>> begin RECORDS TO USE

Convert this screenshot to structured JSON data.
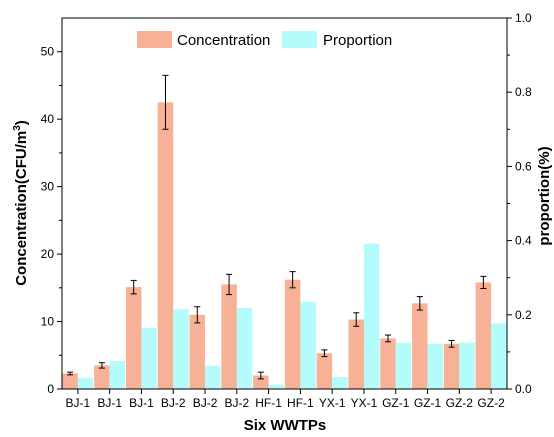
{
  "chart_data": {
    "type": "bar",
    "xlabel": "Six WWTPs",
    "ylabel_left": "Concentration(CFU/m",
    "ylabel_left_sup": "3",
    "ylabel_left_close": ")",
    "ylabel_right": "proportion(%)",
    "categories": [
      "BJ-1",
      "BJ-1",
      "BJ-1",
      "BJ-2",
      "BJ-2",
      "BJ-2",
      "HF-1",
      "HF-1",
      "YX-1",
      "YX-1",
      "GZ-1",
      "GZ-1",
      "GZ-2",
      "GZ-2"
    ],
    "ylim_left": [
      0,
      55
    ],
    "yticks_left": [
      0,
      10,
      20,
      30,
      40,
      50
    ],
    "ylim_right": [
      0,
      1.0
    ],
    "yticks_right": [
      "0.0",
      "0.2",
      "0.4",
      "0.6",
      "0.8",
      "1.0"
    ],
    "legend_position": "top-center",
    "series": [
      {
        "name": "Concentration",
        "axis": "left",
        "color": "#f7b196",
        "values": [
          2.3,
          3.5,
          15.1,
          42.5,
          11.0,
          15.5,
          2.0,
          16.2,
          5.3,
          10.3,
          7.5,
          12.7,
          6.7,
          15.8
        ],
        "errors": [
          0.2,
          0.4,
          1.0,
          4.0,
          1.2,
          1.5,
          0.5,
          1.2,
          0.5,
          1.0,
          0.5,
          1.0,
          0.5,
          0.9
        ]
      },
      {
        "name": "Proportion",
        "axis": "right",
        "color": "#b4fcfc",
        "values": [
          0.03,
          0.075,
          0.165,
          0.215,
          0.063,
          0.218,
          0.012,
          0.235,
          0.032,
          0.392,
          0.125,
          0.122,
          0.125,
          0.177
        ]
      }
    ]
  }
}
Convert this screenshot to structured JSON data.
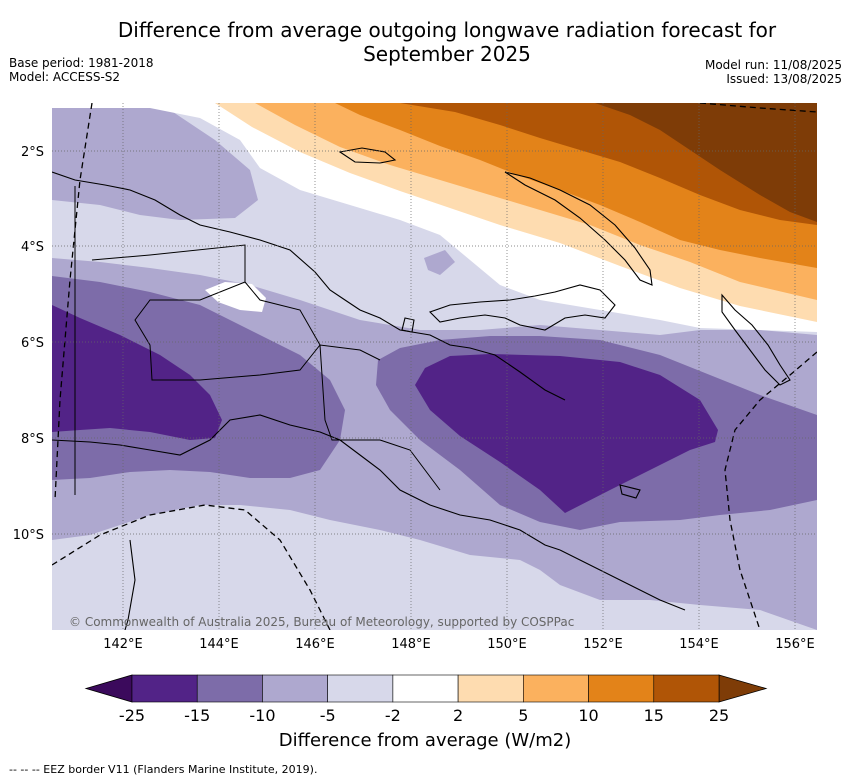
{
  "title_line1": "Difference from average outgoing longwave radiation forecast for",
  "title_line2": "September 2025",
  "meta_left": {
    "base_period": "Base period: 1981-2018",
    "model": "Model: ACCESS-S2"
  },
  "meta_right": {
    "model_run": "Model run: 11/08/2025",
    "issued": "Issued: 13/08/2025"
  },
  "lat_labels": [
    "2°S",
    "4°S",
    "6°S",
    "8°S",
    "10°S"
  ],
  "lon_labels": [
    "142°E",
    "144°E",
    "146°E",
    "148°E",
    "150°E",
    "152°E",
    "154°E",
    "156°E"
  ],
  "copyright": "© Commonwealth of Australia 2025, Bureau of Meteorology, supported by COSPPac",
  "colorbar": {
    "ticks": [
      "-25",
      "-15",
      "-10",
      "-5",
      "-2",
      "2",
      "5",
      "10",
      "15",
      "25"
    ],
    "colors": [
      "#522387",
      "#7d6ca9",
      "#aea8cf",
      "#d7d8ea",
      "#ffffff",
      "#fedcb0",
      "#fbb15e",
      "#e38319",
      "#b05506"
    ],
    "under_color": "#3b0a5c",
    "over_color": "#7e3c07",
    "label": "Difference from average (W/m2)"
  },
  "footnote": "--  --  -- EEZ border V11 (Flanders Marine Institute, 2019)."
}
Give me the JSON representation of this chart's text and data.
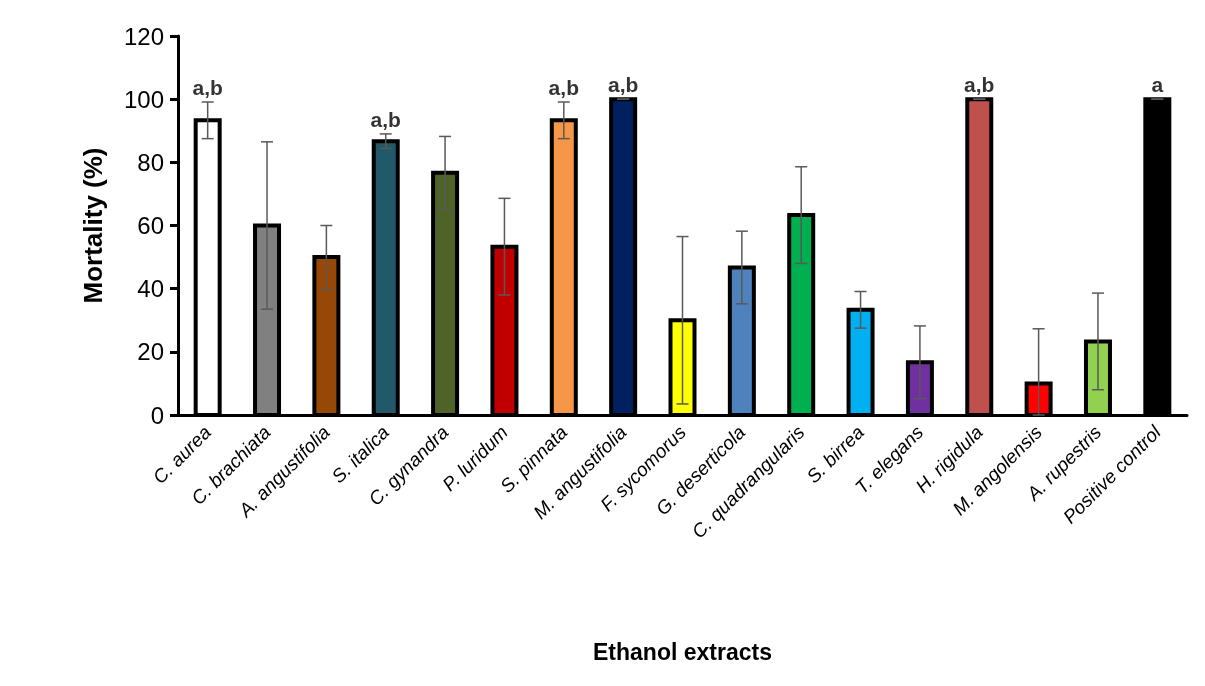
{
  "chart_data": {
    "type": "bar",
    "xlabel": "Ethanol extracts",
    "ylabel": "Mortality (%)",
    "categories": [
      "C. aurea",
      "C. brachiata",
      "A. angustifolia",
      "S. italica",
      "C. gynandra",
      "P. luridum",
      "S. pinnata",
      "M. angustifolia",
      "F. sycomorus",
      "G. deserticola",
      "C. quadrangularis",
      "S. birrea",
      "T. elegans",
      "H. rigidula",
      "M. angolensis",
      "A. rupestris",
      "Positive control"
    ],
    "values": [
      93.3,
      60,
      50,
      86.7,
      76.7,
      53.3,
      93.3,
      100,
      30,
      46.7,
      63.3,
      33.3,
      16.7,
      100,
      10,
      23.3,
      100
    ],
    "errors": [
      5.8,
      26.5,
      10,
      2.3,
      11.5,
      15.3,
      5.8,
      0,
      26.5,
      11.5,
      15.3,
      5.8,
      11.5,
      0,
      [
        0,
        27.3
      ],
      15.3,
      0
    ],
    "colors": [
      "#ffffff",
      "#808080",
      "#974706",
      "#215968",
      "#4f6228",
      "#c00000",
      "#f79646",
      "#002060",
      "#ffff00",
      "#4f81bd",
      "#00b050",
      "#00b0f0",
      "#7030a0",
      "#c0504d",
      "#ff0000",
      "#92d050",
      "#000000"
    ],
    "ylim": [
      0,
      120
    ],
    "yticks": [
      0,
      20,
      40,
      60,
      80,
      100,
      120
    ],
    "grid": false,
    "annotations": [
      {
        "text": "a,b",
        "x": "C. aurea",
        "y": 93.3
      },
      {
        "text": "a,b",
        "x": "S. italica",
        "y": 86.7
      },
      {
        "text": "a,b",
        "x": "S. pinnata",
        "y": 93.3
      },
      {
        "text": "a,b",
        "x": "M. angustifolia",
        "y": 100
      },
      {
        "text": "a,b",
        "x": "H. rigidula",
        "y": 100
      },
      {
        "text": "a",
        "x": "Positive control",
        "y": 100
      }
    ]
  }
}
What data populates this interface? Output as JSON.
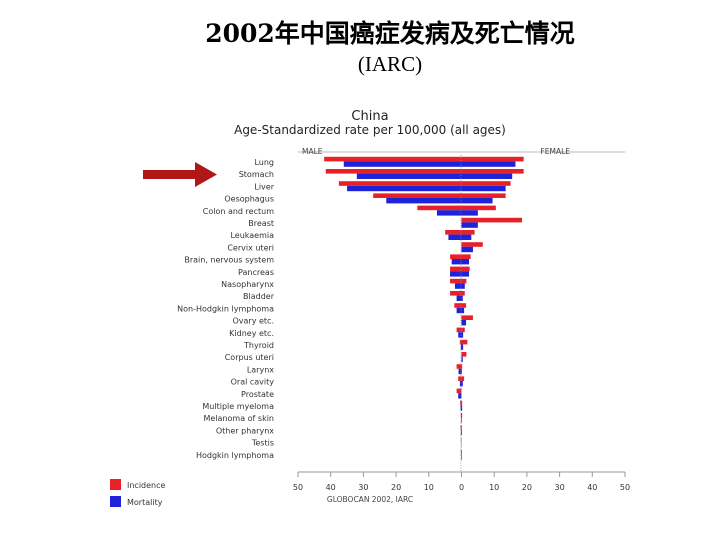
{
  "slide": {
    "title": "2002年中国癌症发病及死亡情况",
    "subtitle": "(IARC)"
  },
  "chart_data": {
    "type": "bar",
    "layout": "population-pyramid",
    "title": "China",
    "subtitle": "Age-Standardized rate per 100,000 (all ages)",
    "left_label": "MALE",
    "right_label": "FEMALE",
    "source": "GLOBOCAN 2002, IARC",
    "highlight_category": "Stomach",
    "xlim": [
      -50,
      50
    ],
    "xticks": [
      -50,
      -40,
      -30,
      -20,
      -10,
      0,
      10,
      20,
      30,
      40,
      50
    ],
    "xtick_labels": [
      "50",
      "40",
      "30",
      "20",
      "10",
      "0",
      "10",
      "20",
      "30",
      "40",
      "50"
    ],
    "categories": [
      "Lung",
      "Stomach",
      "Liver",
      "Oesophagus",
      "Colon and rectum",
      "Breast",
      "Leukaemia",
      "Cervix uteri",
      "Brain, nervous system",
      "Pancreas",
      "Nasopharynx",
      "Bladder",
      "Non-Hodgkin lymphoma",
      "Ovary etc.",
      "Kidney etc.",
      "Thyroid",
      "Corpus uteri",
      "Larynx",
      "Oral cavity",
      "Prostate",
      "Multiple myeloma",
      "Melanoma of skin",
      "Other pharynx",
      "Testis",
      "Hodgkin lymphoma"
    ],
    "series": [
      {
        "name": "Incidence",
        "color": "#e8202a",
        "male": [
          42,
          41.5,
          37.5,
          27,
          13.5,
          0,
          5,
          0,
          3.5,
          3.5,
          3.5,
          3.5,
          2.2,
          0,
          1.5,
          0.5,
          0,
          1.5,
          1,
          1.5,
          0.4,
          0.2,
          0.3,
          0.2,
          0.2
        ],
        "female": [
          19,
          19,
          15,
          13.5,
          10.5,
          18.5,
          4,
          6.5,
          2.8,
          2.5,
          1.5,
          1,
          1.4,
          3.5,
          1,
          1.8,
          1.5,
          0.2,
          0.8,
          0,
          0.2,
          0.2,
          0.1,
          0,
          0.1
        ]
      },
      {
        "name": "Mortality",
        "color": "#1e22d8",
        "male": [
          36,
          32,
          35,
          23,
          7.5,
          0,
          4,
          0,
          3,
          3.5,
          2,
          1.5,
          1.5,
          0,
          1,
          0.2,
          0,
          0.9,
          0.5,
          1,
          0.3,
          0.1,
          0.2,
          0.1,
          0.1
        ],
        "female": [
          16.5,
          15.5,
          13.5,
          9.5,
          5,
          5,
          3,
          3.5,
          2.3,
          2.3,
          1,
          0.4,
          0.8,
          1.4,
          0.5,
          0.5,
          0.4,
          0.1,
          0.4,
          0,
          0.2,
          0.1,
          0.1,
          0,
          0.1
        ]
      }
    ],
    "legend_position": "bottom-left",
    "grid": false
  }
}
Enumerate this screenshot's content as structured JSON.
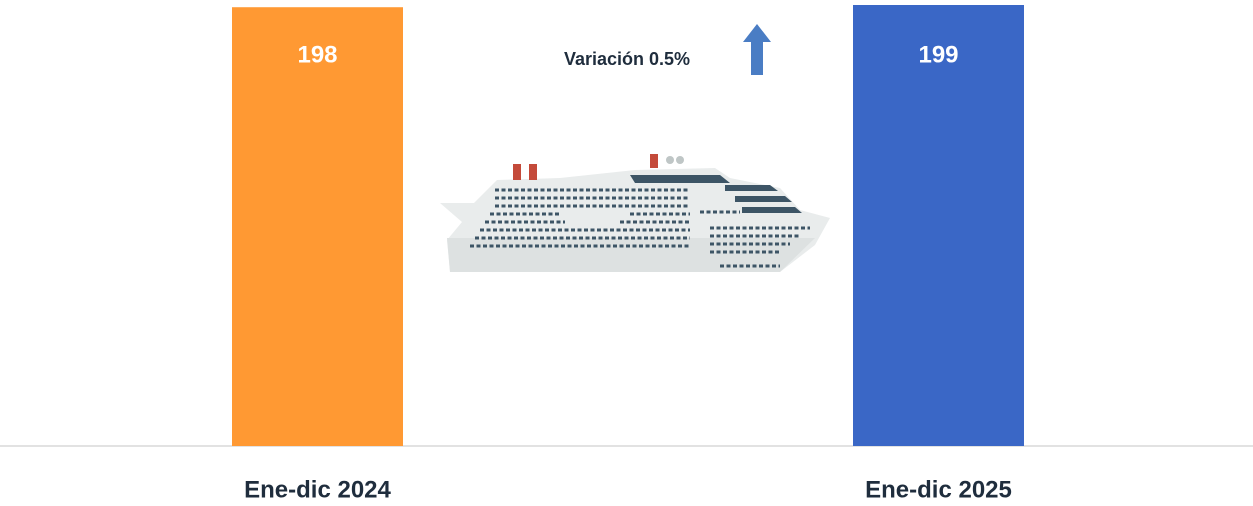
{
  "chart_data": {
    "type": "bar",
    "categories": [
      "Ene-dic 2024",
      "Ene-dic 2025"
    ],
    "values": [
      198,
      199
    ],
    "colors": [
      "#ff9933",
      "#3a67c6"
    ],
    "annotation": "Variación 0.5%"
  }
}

>> end RECORDS TO USE

EXERCISE :: Reproduce word for word the lines running from the line with "Enumerate this screenshot's" through the end of the data, both included, and nothing else; leave out the pictures.

RESULT OF THIS EXERCISE ::
Enumerate this screenshot's content as structured JSON.
{
  "chart_data": {
    "type": "bar",
    "categories": [
      "Ene-dic 2024",
      "Ene-dic 2025"
    ],
    "values": [
      198,
      199
    ],
    "colors": [
      "#ff9933",
      "#3a67c6"
    ],
    "annotation": "Variación 0.5%"
  }
}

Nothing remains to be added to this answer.